**Exercise aim:** Give the entries again, word for word.
### Provided data
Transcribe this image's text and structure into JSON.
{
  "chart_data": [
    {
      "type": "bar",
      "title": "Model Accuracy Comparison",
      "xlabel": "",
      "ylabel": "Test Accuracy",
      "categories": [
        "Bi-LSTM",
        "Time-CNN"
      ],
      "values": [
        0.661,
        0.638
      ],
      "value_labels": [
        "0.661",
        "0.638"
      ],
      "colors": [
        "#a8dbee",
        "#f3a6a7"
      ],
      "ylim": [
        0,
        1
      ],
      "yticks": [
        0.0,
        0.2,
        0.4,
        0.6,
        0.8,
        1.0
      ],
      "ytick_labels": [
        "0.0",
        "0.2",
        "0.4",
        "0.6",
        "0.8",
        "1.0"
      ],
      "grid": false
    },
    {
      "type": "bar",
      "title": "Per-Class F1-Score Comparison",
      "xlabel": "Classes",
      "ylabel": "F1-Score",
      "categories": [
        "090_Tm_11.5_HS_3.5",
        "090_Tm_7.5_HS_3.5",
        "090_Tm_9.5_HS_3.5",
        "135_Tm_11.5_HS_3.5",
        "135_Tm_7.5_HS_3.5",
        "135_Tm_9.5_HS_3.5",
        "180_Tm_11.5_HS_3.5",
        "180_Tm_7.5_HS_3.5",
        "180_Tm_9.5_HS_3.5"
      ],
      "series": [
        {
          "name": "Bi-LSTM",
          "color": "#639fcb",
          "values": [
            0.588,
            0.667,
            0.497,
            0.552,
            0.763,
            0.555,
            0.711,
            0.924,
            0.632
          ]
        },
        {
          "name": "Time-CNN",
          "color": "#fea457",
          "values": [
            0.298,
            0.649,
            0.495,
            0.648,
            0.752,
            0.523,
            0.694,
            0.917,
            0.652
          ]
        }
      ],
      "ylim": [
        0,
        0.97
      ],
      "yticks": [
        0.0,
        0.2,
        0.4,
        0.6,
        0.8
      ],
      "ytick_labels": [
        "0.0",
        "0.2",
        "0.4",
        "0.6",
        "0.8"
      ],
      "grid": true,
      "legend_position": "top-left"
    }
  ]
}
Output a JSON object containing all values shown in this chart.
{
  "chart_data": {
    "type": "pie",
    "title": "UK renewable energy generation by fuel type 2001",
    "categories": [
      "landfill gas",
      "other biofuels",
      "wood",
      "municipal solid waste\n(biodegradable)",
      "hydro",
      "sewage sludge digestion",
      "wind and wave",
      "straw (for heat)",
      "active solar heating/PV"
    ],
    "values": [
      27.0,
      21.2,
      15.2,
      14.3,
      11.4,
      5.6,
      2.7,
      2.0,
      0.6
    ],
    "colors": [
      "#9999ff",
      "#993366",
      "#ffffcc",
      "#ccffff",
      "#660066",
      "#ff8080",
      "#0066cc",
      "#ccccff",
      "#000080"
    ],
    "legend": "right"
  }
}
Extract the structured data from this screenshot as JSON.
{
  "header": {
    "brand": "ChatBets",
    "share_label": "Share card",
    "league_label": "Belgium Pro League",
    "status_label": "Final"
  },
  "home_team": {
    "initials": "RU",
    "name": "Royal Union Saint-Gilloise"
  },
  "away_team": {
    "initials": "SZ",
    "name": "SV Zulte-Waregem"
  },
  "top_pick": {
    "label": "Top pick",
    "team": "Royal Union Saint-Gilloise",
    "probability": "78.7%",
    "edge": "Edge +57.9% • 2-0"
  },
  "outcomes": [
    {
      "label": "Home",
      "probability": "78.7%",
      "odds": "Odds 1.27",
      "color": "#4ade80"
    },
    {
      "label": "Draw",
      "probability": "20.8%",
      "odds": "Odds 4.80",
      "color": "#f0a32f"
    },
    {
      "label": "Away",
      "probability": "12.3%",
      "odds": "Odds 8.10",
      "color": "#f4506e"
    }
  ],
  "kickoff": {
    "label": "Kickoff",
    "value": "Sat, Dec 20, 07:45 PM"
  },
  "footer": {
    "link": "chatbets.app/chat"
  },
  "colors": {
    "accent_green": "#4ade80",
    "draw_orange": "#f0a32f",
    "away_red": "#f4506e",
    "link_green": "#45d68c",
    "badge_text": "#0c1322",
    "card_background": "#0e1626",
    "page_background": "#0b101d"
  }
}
######
**The response:**
Transcribe this image's text and structure into JSON.
{
  "chart_data": [
    {
      "type": "bar",
      "title": "Model Accuracy Comparison",
      "xlabel": "",
      "ylabel": "Test Accuracy",
      "categories": [
        "Bi-LSTM",
        "Time-CNN"
      ],
      "values": [
        0.661,
        0.638
      ],
      "value_labels": [
        "0.661",
        "0.638"
      ],
      "colors": [
        "#a8dbee",
        "#f3a6a7"
      ],
      "ylim": [
        0,
        1
      ],
      "yticks": [
        0.0,
        0.2,
        0.4,
        0.6,
        0.8,
        1.0
      ],
      "ytick_labels": [
        "0.0",
        "0.2",
        "0.4",
        "0.6",
        "0.8",
        "1.0"
      ],
      "grid": false
    },
    {
      "type": "bar",
      "title": "Per-Class F1-Score Comparison",
      "xlabel": "Classes",
      "ylabel": "F1-Score",
      "categories": [
        "090_Tm_11.5_HS_3.5",
        "090_Tm_7.5_HS_3.5",
        "090_Tm_9.5_HS_3.5",
        "135_Tm_11.5_HS_3.5",
        "135_Tm_7.5_HS_3.5",
        "135_Tm_9.5_HS_3.5",
        "180_Tm_11.5_HS_3.5",
        "180_Tm_7.5_HS_3.5",
        "180_Tm_9.5_HS_3.5"
      ],
      "series": [
        {
          "name": "Bi-LSTM",
          "color": "#639fcb",
          "values": [
            0.588,
            0.667,
            0.497,
            0.552,
            0.763,
            0.555,
            0.711,
            0.924,
            0.632
          ]
        },
        {
          "name": "Time-CNN",
          "color": "#fea457",
          "values": [
            0.298,
            0.649,
            0.495,
            0.648,
            0.752,
            0.523,
            0.694,
            0.917,
            0.652
          ]
        }
      ],
      "ylim": [
        0,
        0.97
      ],
      "yticks": [
        0.0,
        0.2,
        0.4,
        0.6,
        0.8
      ],
      "ytick_labels": [
        "0.0",
        "0.2",
        "0.4",
        "0.6",
        "0.8"
      ],
      "grid": true,
      "legend_position": "top-left"
    }
  ]
}
Output a JSON object containing all values shown in this chart.
{
  "chart_data": {
    "type": "pie",
    "title": "UK renewable energy generation by fuel type 2001",
    "categories": [
      "landfill gas",
      "other biofuels",
      "wood",
      "municipal solid waste\n(biodegradable)",
      "hydro",
      "sewage sludge digestion",
      "wind and wave",
      "straw (for heat)",
      "active solar heating/PV"
    ],
    "values": [
      27.0,
      21.2,
      15.2,
      14.3,
      11.4,
      5.6,
      2.7,
      2.0,
      0.6
    ],
    "colors": [
      "#9999ff",
      "#993366",
      "#ffffcc",
      "#ccffff",
      "#660066",
      "#ff8080",
      "#0066cc",
      "#ccccff",
      "#000080"
    ],
    "legend": "right"
  }
}
Extract the structured data from this screenshot as JSON.
{
  "header": {
    "brand": "ChatBets",
    "share_label": "Share card",
    "league_label": "Belgium Pro League",
    "status_label": "Final"
  },
  "home_team": {
    "initials": "RU",
    "name": "Royal Union Saint-Gilloise"
  },
  "away_team": {
    "initials": "SZ",
    "name": "SV Zulte-Waregem"
  },
  "top_pick": {
    "label": "Top pick",
    "team": "Royal Union Saint-Gilloise",
    "probability": "78.7%",
    "edge": "Edge +57.9% • 2-0"
  },
  "outcomes": [
    {
      "label": "Home",
      "probability": "78.7%",
      "odds": "Odds 1.27",
      "color": "#4ade80"
    },
    {
      "label": "Draw",
      "probability": "20.8%",
      "odds": "Odds 4.80",
      "color": "#f0a32f"
    },
    {
      "label": "Away",
      "probability": "12.3%",
      "odds": "Odds 8.10",
      "color": "#f4506e"
    }
  ],
  "kickoff": {
    "label": "Kickoff",
    "value": "Sat, Dec 20, 07:45 PM"
  },
  "footer": {
    "link": "chatbets.app/chat"
  },
  "colors": {
    "accent_green": "#4ade80",
    "draw_orange": "#f0a32f",
    "away_red": "#f4506e",
    "link_green": "#45d68c",
    "badge_text": "#0c1322",
    "card_background": "#0e1626",
    "page_background": "#0b101d"
  }
}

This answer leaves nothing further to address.